● **RECORDS TO PROCESS**:
════════════════
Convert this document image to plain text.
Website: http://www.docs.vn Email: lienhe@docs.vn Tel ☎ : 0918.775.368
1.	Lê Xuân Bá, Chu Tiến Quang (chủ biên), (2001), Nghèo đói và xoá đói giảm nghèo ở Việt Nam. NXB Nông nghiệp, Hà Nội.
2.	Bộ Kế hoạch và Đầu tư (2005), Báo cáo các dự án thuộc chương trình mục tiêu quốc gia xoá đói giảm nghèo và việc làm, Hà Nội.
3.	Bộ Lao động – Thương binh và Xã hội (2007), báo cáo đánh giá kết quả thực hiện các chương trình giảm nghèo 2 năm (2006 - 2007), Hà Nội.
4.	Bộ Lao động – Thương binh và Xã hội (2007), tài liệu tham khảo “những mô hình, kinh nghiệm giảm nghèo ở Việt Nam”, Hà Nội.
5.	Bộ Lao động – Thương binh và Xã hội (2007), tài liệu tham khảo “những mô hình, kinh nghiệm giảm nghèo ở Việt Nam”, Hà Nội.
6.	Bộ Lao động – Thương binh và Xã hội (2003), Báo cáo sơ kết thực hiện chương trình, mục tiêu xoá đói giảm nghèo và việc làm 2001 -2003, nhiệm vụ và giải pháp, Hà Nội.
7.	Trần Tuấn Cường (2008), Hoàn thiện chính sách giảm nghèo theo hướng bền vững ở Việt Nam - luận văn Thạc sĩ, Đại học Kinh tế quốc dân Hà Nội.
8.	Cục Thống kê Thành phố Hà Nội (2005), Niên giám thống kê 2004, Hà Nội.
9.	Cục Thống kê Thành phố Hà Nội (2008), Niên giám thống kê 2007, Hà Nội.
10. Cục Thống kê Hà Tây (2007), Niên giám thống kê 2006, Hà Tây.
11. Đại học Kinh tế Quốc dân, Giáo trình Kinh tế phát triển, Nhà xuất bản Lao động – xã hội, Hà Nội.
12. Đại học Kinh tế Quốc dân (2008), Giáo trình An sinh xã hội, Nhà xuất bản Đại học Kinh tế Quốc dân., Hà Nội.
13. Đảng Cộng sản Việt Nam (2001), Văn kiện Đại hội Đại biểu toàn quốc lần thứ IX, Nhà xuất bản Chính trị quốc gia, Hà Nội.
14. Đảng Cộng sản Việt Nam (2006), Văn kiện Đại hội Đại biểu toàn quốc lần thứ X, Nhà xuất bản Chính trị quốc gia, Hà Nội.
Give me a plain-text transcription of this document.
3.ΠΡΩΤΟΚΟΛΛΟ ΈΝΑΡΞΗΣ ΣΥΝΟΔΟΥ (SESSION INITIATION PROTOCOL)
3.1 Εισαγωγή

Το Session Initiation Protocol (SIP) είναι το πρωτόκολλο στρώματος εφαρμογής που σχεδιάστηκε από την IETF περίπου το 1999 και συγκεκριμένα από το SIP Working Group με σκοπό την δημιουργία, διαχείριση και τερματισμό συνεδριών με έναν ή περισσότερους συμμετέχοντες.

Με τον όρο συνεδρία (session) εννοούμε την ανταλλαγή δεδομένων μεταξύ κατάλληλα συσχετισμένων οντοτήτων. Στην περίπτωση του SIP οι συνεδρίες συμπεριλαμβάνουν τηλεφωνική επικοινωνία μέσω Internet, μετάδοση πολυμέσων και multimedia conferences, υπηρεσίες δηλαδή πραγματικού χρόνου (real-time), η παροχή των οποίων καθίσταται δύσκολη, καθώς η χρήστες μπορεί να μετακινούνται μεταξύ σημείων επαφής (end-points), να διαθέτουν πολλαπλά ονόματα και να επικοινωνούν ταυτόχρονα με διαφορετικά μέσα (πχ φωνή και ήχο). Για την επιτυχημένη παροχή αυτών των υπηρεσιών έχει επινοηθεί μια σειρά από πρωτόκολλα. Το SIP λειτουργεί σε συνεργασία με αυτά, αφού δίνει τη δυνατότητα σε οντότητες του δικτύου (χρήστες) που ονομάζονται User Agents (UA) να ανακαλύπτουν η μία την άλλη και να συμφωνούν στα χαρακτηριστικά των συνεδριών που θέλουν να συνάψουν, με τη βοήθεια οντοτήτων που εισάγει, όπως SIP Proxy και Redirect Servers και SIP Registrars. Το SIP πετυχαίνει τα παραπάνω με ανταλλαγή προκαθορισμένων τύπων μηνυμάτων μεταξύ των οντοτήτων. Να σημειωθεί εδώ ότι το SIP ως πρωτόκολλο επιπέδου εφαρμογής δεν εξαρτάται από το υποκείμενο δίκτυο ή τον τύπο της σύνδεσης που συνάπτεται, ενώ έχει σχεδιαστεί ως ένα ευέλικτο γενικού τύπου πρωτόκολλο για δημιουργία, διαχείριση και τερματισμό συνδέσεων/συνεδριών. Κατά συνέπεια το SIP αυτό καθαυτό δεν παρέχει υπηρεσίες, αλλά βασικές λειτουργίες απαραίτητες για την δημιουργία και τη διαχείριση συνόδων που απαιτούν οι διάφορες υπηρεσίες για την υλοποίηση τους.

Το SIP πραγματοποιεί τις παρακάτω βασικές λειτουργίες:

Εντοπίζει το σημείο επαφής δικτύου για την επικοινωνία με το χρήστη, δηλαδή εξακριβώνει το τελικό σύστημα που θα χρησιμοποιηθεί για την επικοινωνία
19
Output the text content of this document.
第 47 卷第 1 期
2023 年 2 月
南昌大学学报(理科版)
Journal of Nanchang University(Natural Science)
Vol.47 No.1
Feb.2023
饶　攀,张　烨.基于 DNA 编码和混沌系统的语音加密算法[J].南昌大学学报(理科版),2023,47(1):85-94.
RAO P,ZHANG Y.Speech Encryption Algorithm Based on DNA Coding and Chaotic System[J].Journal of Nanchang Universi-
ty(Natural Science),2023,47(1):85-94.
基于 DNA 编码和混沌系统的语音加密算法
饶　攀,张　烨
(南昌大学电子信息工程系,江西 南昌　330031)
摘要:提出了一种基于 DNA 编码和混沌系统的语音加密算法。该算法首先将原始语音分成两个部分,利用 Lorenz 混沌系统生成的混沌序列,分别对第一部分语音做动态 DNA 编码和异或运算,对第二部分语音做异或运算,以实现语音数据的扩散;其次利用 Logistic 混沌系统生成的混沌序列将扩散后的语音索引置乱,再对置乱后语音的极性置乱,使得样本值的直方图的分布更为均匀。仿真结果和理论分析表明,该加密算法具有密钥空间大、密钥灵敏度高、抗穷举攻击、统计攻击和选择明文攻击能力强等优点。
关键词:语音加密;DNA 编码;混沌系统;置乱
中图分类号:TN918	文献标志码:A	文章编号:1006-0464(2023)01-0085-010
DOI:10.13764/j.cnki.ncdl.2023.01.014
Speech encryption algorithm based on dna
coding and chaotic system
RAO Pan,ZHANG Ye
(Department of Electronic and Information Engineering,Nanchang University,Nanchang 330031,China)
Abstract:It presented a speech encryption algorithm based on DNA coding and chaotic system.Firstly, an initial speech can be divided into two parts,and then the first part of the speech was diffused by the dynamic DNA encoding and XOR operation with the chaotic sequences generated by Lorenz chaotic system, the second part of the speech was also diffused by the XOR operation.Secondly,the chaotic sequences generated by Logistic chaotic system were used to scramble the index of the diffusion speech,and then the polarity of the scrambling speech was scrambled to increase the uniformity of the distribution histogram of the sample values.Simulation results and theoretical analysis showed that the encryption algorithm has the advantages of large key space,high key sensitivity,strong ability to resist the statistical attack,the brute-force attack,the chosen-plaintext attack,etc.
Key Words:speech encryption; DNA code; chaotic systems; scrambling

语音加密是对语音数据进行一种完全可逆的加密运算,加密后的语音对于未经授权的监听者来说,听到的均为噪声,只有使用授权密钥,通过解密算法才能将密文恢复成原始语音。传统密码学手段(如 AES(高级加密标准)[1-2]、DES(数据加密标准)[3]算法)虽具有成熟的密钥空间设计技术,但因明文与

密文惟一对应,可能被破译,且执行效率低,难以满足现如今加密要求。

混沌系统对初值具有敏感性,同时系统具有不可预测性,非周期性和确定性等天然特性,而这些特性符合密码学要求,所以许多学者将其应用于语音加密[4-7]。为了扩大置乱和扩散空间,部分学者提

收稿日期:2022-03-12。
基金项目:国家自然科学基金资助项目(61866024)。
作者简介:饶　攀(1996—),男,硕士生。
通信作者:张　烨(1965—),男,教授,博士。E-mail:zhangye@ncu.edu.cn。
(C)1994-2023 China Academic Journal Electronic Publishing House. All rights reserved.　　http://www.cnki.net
════════════════
● **EXERCISE DIRECTIONS**:
Using the material above, state how many lines include the string "nghiệm". Answer with a single number.

● **EXPECTED ANSWER**:
2